(Dataset rows about figures)
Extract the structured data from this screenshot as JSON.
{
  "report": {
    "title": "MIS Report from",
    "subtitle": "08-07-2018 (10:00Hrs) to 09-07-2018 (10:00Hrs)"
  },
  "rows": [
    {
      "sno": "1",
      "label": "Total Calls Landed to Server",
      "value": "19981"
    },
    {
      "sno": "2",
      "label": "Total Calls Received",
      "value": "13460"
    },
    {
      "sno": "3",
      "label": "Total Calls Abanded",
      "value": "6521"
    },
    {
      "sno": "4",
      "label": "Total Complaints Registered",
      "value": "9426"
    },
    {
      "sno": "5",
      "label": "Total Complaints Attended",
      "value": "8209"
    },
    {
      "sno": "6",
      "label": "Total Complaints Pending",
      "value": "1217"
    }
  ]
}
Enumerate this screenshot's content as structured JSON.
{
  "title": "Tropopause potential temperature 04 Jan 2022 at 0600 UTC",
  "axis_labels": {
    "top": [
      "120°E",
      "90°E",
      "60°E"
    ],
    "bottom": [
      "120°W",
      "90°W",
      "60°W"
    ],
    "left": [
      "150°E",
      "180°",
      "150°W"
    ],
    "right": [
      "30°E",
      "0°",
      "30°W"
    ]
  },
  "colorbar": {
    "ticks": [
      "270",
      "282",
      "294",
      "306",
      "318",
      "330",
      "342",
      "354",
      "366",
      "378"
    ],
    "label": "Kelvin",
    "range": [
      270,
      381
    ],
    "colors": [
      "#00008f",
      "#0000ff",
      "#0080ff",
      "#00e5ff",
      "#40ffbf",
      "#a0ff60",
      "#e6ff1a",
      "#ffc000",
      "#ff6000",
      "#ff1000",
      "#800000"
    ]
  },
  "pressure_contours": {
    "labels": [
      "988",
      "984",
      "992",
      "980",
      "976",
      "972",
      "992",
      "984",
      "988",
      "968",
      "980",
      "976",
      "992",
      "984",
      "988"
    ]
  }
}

_What you will do:_
Out of the material above, select every line that holds the string "value".

_Answer to this problem:_
      "value": "19981"
      "value": "13460"
      "value": "6521"
      "value": "9426"
      "value": "8209"
      "value": "1217"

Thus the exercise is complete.